DIRECTION: Quote the entries in full, character for character, without their images.

[START OF EXERCISE DATA]

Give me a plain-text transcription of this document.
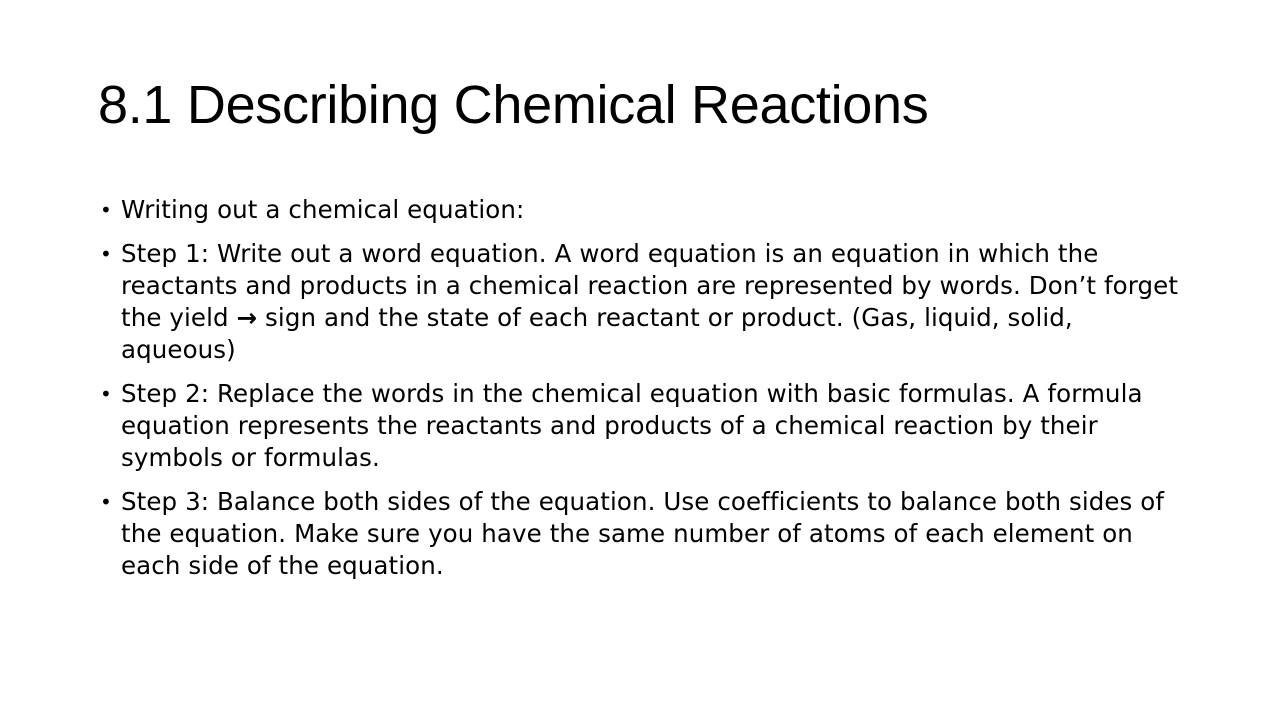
8.1 Describing Chemical Reactions
• Writing out a chemical equation:
• Step 1: Write out a word equation. A word equation is an equation in which the reactants and products in a chemical reaction are represented by words. Don’t forget the yield → sign and the state of each reactant or product. (Gas, liquid, solid, aqueous)
• Step 2: Replace the words in the chemical equation with basic formulas. A formula equation represents the reactants and products of a chemical reaction by their symbols or formulas.
• Step 3: Balance both sides of the equation. Use coefficients to balance both sides of the equation. Make sure you have the same number of atoms of each element on each side of the equation.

[END OF EXERCISE DATA]

EXERCISE RESPONSE:
Give me a plain-text transcription of this document.
8.1 Describing Chemical Reactions
• Writing out a chemical equation:
• Step 1: Write out a word equation. A word equation is an equation in which the reactants and products in a chemical reaction are represented by words. Don’t forget the yield → sign and the state of each reactant or product. (Gas, liquid, solid, aqueous)
• Step 2: Replace the words in the chemical equation with basic formulas. A formula equation represents the reactants and products of a chemical reaction by their symbols or formulas.
• Step 3: Balance both sides of the equation. Use coefficients to balance both sides of the equation. Make sure you have the same number of atoms of each element on each side of the equation.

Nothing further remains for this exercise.